**TEXTAUSZUG:**
-------

Wider die Kommerzialisierung„Community Owned Sports Clubs“ und DemokratiebildungTitel, Thesen, Promotionen
17. Juli 2023, von Markus Friederici
Foto: privat
Sportvereine können ein wichtiger Ort für die Beteiligung von Kindern und Jugendlichen sein. Fabian Fritz aus dem Arbeitsbereich Sozialpädagogik untersucht in seiner Promotion englische Fußballvereine, die demokratisch organisiert sind, und erforscht, wie dort Demokratiebildung umgesetzt wird. Das Interview ist Teil der Reihe „Junge Forschung“ der Fakultät für Erziehungswissenschaft.
Worum geht es in Ihrer Arbeit?
In meiner Dissertation beschäftige ich mich mit einem sehr spezifischen Typus englischer Sportvereine und ihrem Potenzial zur Demokratiebildung für Kinder und Jugendliche.
Dafür habe ich mir acht sogenannte „Community Owned Sports Clubs“ (COSCs) und ihre Kinder- und Jugendarbeit angeschaut. COSCs sind Fußball-Vereine, die wegen ausufernder Kommerzialisierung von ihren Fans (neu)gegründet wurden – so haben zum Beispiel ehemalige Fans vom „Manchester United FC“ ihren eigenen Verein gegründet: den „FC United of Manchester“.

-------

**AUFGABENSTELLUNG:** Führe das Interview über demokratisch organisierte englische Fußballvereine nach seinem letzten Satz weiter. Die Zeilen werden hierfür nicht gebraucht.

**BEREITGESTELLTES MATERIAL:**
-------

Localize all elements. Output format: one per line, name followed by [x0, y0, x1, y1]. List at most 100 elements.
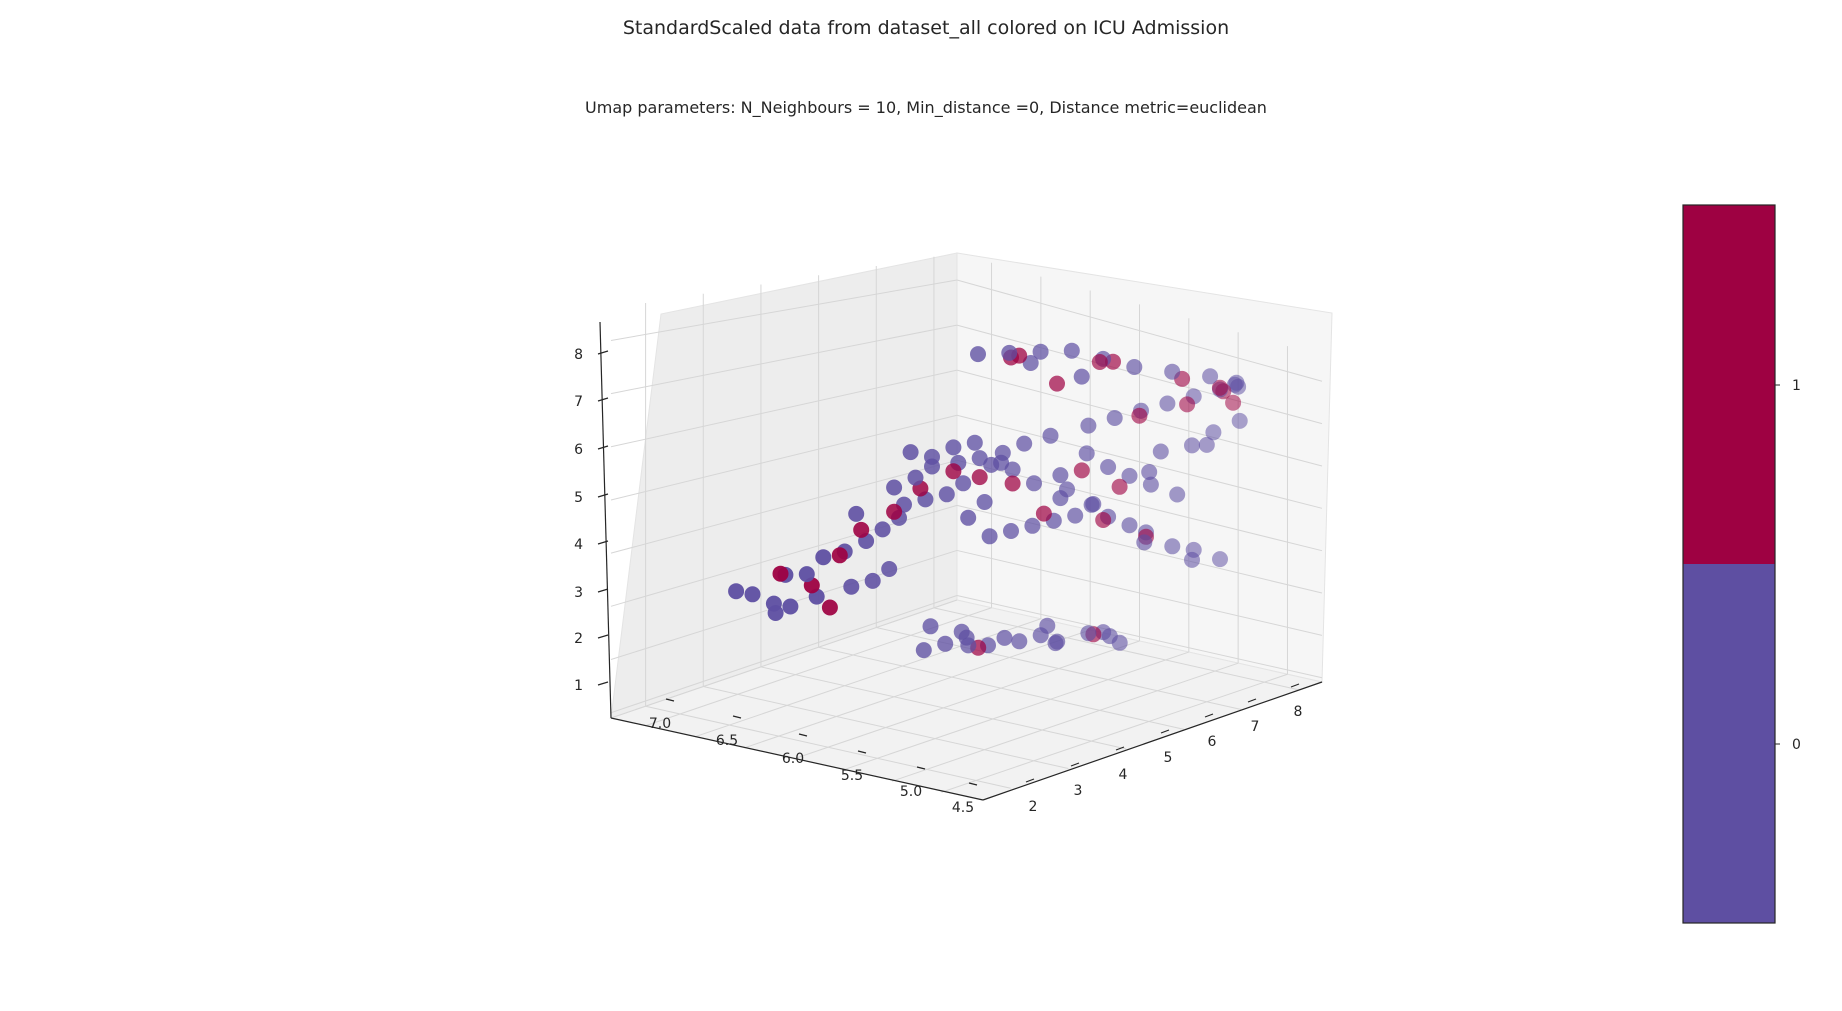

-------

**ERGEBNIS:**
Diese ca. 50 Fußballvereine in England werden im Gegensatz zu den anderen Fußballvereinen demokratisch geführt, orientieren sich stark am deutschen Vereinswesen und haben zahlreiche Kinder und Jugendliche als Mitglieder. Während meines Aufenthaltes im United Kingdom konnte ich bei acht Vereinen sowohl Fachkräfte als auch Kinder und Jugendliche selbst zu ihrer demokratischen Partizipation befragen und habe untersucht, wie sie dabei Demokratie einüben können. Kurz gesagt: Ich habe mir Demokratiebildung durch demokratische Praxis angeschaut.
Welche Ergebnisse haben Sie erhalten?
Diese Sportvereine bringen im Gegensatz zu den privat als Wirtschaftsunternehmen geführten Vereinen hohes Potenzial zur Demokratiebildung mit. Allerdings variiert dies je nach Rolle der Kinder und Jugendlichen im Verein.
Während Leistungssportlerinnen und -sportler kaum und Breitensportlerinnen bzw. -sportler wenig mitbestimmen können, sind junge Fan-Mitglieder oft gut in die Vereinsdemokratie eingebunden.
Allerdings fällt es diesen Vereinen oft auch schwer, Verantwortung an junge Menschen abzugeben. Denn interessanterweise richten die Vereine sich mit ihren Angeboten der Kinder- und Jugendarbeit gar nicht so umfassend an die eigenen Mitglieder, sondern adressieren sogenannte „benachteiligte“ Jugendliche außerhalb der Vereine. Diese werden eher aufgrund der ihnen zugeschrieben Defizite angesprochen und daher wird ihnen wenig bis keine Mitbestimmung zugesprochen, weil man diese ihnen nicht zutraut. So wichtig diese Angebote, beispielsweise Hausaufgabenhilfe oder Straßenfußball, auch sind – die Vereine nutzen somit ihr Potenzial zur Demokratiebildung nicht umfassend.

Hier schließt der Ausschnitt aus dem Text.